Skip the pictures and quote all of the lines exactly.

• • • • • • •

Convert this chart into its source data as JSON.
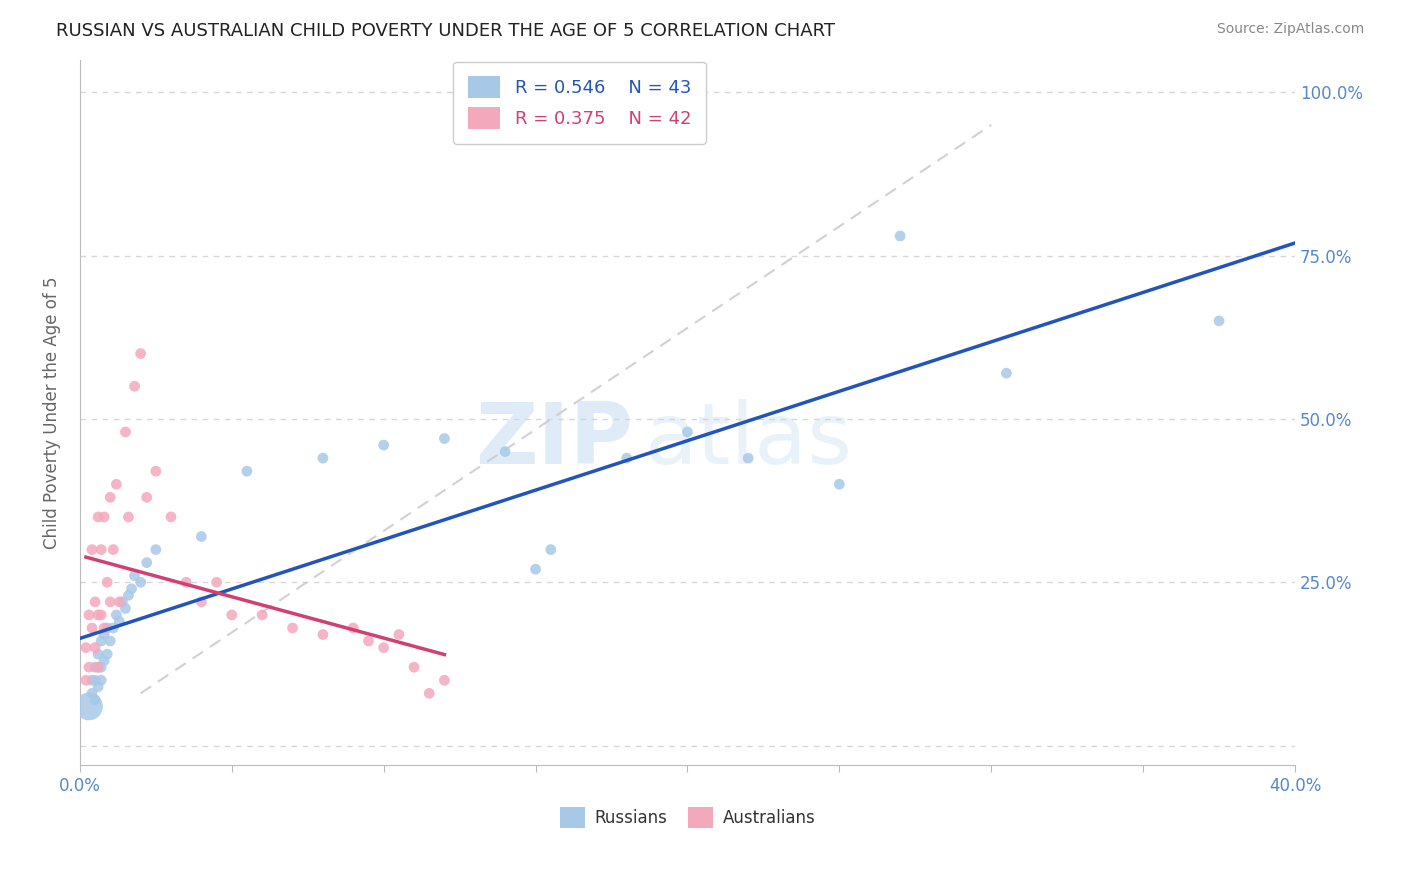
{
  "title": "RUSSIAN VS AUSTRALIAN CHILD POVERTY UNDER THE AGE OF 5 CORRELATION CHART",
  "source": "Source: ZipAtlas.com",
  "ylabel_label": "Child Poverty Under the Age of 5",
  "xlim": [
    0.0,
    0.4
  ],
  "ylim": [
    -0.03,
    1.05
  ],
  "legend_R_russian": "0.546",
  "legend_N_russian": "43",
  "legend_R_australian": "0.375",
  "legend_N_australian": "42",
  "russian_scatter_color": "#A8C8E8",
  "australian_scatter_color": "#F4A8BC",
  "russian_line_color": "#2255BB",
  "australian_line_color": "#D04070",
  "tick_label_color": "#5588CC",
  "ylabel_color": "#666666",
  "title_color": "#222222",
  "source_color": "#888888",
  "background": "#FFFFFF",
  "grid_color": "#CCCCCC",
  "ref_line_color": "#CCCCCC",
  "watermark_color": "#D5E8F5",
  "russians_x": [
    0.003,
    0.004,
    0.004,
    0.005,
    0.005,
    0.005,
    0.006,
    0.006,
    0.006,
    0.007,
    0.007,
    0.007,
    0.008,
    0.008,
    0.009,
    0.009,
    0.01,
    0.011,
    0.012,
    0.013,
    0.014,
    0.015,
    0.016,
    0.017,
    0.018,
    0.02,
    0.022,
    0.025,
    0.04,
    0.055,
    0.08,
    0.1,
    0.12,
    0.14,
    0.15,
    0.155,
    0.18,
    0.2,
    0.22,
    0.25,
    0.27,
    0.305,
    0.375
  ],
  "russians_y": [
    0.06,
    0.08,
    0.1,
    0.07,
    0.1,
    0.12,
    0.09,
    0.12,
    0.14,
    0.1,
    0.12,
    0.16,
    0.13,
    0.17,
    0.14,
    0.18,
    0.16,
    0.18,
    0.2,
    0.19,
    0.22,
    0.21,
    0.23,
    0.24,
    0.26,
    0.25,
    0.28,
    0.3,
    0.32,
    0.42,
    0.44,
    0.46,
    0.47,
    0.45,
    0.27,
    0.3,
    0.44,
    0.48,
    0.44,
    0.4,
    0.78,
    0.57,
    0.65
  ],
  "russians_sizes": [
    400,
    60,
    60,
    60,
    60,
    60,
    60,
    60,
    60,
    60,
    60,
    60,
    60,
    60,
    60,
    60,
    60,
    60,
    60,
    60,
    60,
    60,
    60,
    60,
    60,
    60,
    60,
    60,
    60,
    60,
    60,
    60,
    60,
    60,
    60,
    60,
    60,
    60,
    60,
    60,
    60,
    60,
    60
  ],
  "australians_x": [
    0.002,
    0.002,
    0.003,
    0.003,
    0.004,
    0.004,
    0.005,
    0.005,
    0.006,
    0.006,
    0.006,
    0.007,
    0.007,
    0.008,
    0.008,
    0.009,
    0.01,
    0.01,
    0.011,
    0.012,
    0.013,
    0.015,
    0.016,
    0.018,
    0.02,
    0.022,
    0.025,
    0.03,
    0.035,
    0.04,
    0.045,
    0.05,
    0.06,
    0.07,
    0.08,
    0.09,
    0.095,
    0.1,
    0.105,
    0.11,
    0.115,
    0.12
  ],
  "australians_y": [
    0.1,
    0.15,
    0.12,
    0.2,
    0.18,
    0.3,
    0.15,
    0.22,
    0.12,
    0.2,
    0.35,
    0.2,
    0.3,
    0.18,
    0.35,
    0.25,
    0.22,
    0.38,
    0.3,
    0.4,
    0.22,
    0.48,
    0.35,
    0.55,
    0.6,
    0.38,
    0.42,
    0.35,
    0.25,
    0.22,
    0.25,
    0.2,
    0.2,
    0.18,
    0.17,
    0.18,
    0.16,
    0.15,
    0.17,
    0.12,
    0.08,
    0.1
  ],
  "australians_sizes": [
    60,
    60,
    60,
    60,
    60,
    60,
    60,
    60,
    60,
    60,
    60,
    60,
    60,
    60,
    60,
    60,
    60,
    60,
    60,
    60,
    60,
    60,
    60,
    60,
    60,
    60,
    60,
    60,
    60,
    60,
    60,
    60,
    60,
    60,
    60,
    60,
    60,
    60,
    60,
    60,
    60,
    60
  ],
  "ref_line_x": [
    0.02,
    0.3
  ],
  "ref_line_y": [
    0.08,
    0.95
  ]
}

• • • • • • •

EXERCISE SOLUTION:
Convert this chart into its source data as JSON.
{
  "title": "RUSSIAN VS AUSTRALIAN CHILD POVERTY UNDER THE AGE OF 5 CORRELATION CHART",
  "source": "Source: ZipAtlas.com",
  "ylabel_label": "Child Poverty Under the Age of 5",
  "xlim": [
    0.0,
    0.4
  ],
  "ylim": [
    -0.03,
    1.05
  ],
  "legend_R_russian": "0.546",
  "legend_N_russian": "43",
  "legend_R_australian": "0.375",
  "legend_N_australian": "42",
  "russian_scatter_color": "#A8C8E8",
  "australian_scatter_color": "#F4A8BC",
  "russian_line_color": "#2255BB",
  "australian_line_color": "#D04070",
  "tick_label_color": "#5588CC",
  "ylabel_color": "#666666",
  "title_color": "#222222",
  "source_color": "#888888",
  "background": "#FFFFFF",
  "grid_color": "#CCCCCC",
  "ref_line_color": "#CCCCCC",
  "watermark_color": "#D5E8F5",
  "russians_x": [
    0.003,
    0.004,
    0.004,
    0.005,
    0.005,
    0.005,
    0.006,
    0.006,
    0.006,
    0.007,
    0.007,
    0.007,
    0.008,
    0.008,
    0.009,
    0.009,
    0.01,
    0.011,
    0.012,
    0.013,
    0.014,
    0.015,
    0.016,
    0.017,
    0.018,
    0.02,
    0.022,
    0.025,
    0.04,
    0.055,
    0.08,
    0.1,
    0.12,
    0.14,
    0.15,
    0.155,
    0.18,
    0.2,
    0.22,
    0.25,
    0.27,
    0.305,
    0.375
  ],
  "russians_y": [
    0.06,
    0.08,
    0.1,
    0.07,
    0.1,
    0.12,
    0.09,
    0.12,
    0.14,
    0.1,
    0.12,
    0.16,
    0.13,
    0.17,
    0.14,
    0.18,
    0.16,
    0.18,
    0.2,
    0.19,
    0.22,
    0.21,
    0.23,
    0.24,
    0.26,
    0.25,
    0.28,
    0.3,
    0.32,
    0.42,
    0.44,
    0.46,
    0.47,
    0.45,
    0.27,
    0.3,
    0.44,
    0.48,
    0.44,
    0.4,
    0.78,
    0.57,
    0.65
  ],
  "russians_sizes": [
    400,
    60,
    60,
    60,
    60,
    60,
    60,
    60,
    60,
    60,
    60,
    60,
    60,
    60,
    60,
    60,
    60,
    60,
    60,
    60,
    60,
    60,
    60,
    60,
    60,
    60,
    60,
    60,
    60,
    60,
    60,
    60,
    60,
    60,
    60,
    60,
    60,
    60,
    60,
    60,
    60,
    60,
    60
  ],
  "australians_x": [
    0.002,
    0.002,
    0.003,
    0.003,
    0.004,
    0.004,
    0.005,
    0.005,
    0.006,
    0.006,
    0.006,
    0.007,
    0.007,
    0.008,
    0.008,
    0.009,
    0.01,
    0.01,
    0.011,
    0.012,
    0.013,
    0.015,
    0.016,
    0.018,
    0.02,
    0.022,
    0.025,
    0.03,
    0.035,
    0.04,
    0.045,
    0.05,
    0.06,
    0.07,
    0.08,
    0.09,
    0.095,
    0.1,
    0.105,
    0.11,
    0.115,
    0.12
  ],
  "australians_y": [
    0.1,
    0.15,
    0.12,
    0.2,
    0.18,
    0.3,
    0.15,
    0.22,
    0.12,
    0.2,
    0.35,
    0.2,
    0.3,
    0.18,
    0.35,
    0.25,
    0.22,
    0.38,
    0.3,
    0.4,
    0.22,
    0.48,
    0.35,
    0.55,
    0.6,
    0.38,
    0.42,
    0.35,
    0.25,
    0.22,
    0.25,
    0.2,
    0.2,
    0.18,
    0.17,
    0.18,
    0.16,
    0.15,
    0.17,
    0.12,
    0.08,
    0.1
  ],
  "australians_sizes": [
    60,
    60,
    60,
    60,
    60,
    60,
    60,
    60,
    60,
    60,
    60,
    60,
    60,
    60,
    60,
    60,
    60,
    60,
    60,
    60,
    60,
    60,
    60,
    60,
    60,
    60,
    60,
    60,
    60,
    60,
    60,
    60,
    60,
    60,
    60,
    60,
    60,
    60,
    60,
    60,
    60,
    60
  ],
  "ref_line_x": [
    0.02,
    0.3
  ],
  "ref_line_y": [
    0.08,
    0.95
  ]
}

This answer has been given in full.